(Job): Gather up the lines with the word "在马克思墓前的讲话" in them.

(Records for processing):

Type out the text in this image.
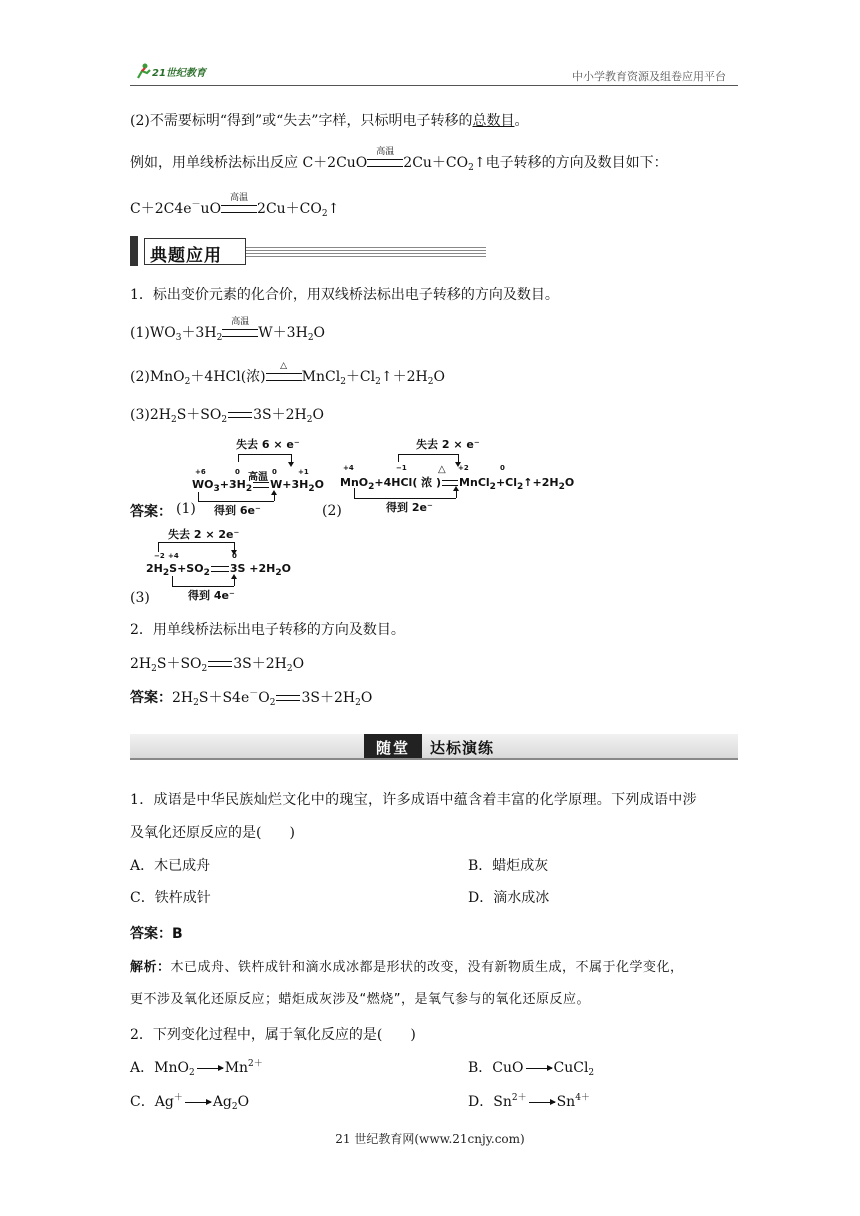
21世纪教育	中小学教育资源及组卷应用平台
(2)不需要标明“得到”或“失去”字样，只标明电子转移的总数目。
例如，用单线桥法标出反应 C＋2CuO
高温
$2Cu+CO_2↑$电子转移的方向及数目如下：
C＋2C4e－uO
高温
$2Cu+CO_2↑$
典题应用
1．标出变价元素的化合价，用双线桥法标出电子转移的方向及数目。
$(1)WO_3+3H_2$
高温
$W+3H_2O$
(2)MnO$_2$＋4HCl(浓)
△
$MnCl_2+Cl_2↑+2H_2O$
$(3)2H_2S+SO_2$ $3S+2H_2O$
答案： (1)
失去 6 × e⁻
+6	0 高温 0	+1
$WO_3+3H_2$ $W+3H_2O$
得到 6e⁻	(2)
失去 2 × e⁻
+4	−1	△ +2	0
MnO$_2$+4HCl( 浓 ) $MnCl_2+Cl_2↑+2H_2O$
得到 2e⁻
失去 2 × 2e⁻
−2 +4	0
$2H_2S+SO_2$ $3S +2H_2O$
得到 4e⁻
(3)
2．用单线桥法标出电子转移的方向及数目。
$2H_2S+SO_2$ $3S+2H_2O$
答案：$2H_2S+S4e^-O_2$ $3S+2H_2O$
随堂 达标演练
1．成语是中华民族灿烂文化中的瑰宝，许多成语中蕴含着丰富的化学原理。下列成语中涉
及氧化还原反应的是(　　)
A．木已成舟	B．蜡炬成灰
C．铁杵成针	D．滴水成冰
答案：B
解析：木已成舟、铁杵成针和滴水成冰都是形状的改变，没有新物质生成，不属于化学变化，
更不涉及氧化还原反应；蜡炬成灰涉及“燃烧”，是氧气参与的氧化还原反应。
2．下列变化过程中，属于氧化反应的是(　　)
A．MnO$_2$ $Mn^{2+}$	B．CuO CuCl$_2$
C．Ag＋ $Ag_2O$	D．$Sn^{2+}$ $Sn^{4+}$
21 世纪教育网(www.21cnjy.com)
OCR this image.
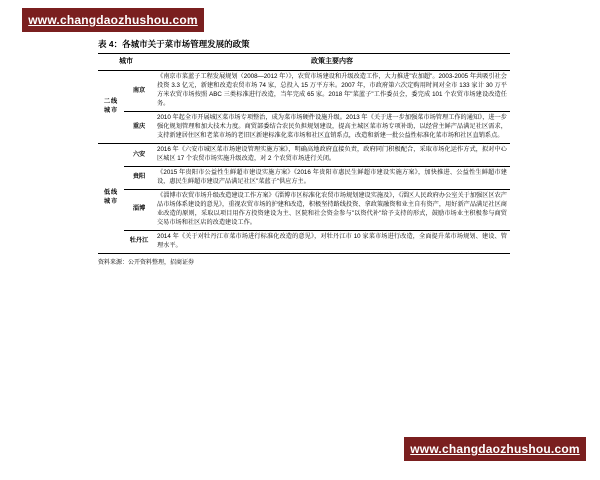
www.changdaozhushou.com
www.changdaozhushou.com
表 4：各城市关于菜市场管理发展的政策
城市		政策主要内容
二线城市	南京	《南京市菜蓝子工程发展规划（2008—2012 年）》，农贸市场建设和升级改造工作，大力推进"农加超"。2003-2005 年共吸引社会投资 3.3 亿元，新建和改造农贸市场 74 家，总投入 15 万平方米。2007 年，市政府第六次定购用时间对全市 133 家计 30 万平方米农贸市场按照 ABC 三类标准进行改造，当年完成 65 家。2018 年"菜蓝子"工作委员会，委完成 101 个农贸市场建设改造任务。
	重庆	2010 年起全市开展城区菜市场专项整治，成为菜市场硬件设施升级。2013 年《关于进一步加强菜市场管理工作的通知》，进一步强化规划管理和加大技术力度。商贸部委结合农民负担规划建设，提高主城区菜市场专项补助，以经营主鲜产品满足社区需求，支持新建居住区和老菜市场的老旧区新建标准化菜市场和社区直销系点，改造和新建一批公益性标准化菜市场和社区直销系点。
低线城市	六安	2016 年《六安市城区菜市场建设管理实施方案》，明确高地政府直接负责，政府同门积极配合，采取市场化运作方式，拟对中心区城区 17 个农贸市场实施升级改造，对 2 个农贸市场进行关闭。
	贵阳	《2015 年贵阳市公益性生鲜超市建设实施方案》《2016 年贵阳市惠民生鲜超市建设实施方案》，加快推进、公益性生鲜超市建设，惠民生鲜超市建设产品满足社区"菜蓝子"供应方主。
	淄博	《淄博市农贸市场升级改造建设工作方案》《淄博市区标准化农贸市场规划建设实施及》，《淄区人民政府办公室关于加强区区农产品市场体系建设的意见》，重视农贸市场的护建和改造，积极坚持路线投资、拿政策融资和业主自有资产，用好新产品满足社区商业改造的原则，采取以项目用作方投资建设为主、区院和社会资金参与"以资代补"给予支持的形式，鼓励市场业主积极参与商贸交易市场和社区店的改造建设工作。
	牡丹江	2014 年《关于对牡丹江市菜市场进行标准化改造的意见》，对牡丹江市 10 家菜市场进行改造，全面提升菜市场规划、建设、管理水平。
资料来源：公开资料整理，招商证券
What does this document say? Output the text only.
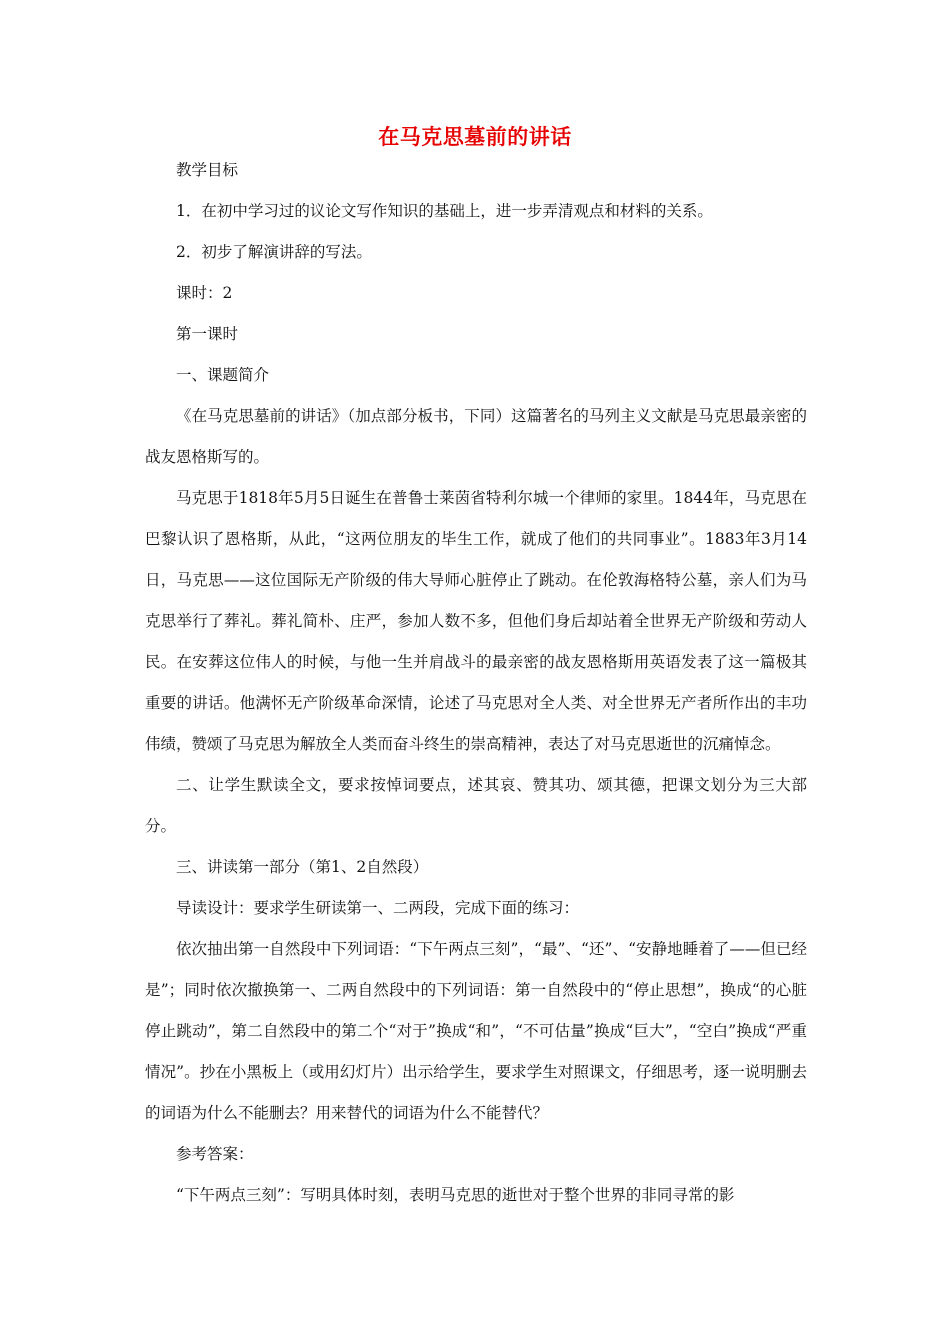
在马克思墓前的讲话

教学目标

1．在初中学习过的议论文写作知识的基础上，进一步弄清观点和材料的关系。

2．初步了解演讲辞的写法。

课时：2

第一课时

一、课题简介

《在马克思墓前的讲话》（加点部分板书，下同）这篇著名的马列主义文献是马克思最亲密的战友恩格斯写的。

马克思于1818年5月5日诞生在普鲁士莱茵省特利尔城一个律师的家里。1844年，马克思在巴黎认识了恩格斯，从此，“这两位朋友的毕生工作，就成了他们的共同事业”。1883年3月14日，马克思——这位国际无产阶级的伟大导师心脏停止了跳动。在伦敦海格特公墓，亲人们为马克思举行了葬礼。葬礼简朴、庄严，参加人数不多，但他们身后却站着全世界无产阶级和劳动人民。在安葬这位伟人的时候，与他一生并肩战斗的最亲密的战友恩格斯用英语发表了这一篇极其重要的讲话。他满怀无产阶级革命深情，论述了马克思对全人类、对全世界无产者所作出的丰功伟绩，赞颂了马克思为解放全人类而奋斗终生的崇高精神，表达了对马克思逝世的沉痛悼念。

二、让学生默读全文，要求按悼词要点，述其哀、赞其功、颂其德，把课文划分为三大部分。

三、讲读第一部分（第1、2自然段）

导读设计：要求学生研读第一、二两段，完成下面的练习：

依次抽出第一自然段中下列词语：“下午两点三刻”，“最”、“还”、“安静地睡着了——但已经是”；同时依次撤换第一、二两自然段中的下列词语：第一自然段中的“停止思想”，换成“的心脏停止跳动”，第二自然段中的第二个“对于”换成“和”，“不可估量”换成“巨大”，“空白”换成“严重情况”。抄在小黑板上（或用幻灯片）出示给学生，要求学生对照课文，仔细思考，逐一说明删去的词语为什么不能删去？用来替代的词语为什么不能替代？

参考答案：

“下午两点三刻”：写明具体时刻，表明马克思的逝世对于整个世界的非同寻常的影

(Answer in full):
在马克思墓前的讲话
《在马克思墓前的讲话》（加点部分板书，下同）这篇著名的马列主义文献是马克思最亲密的战友恩格斯写的。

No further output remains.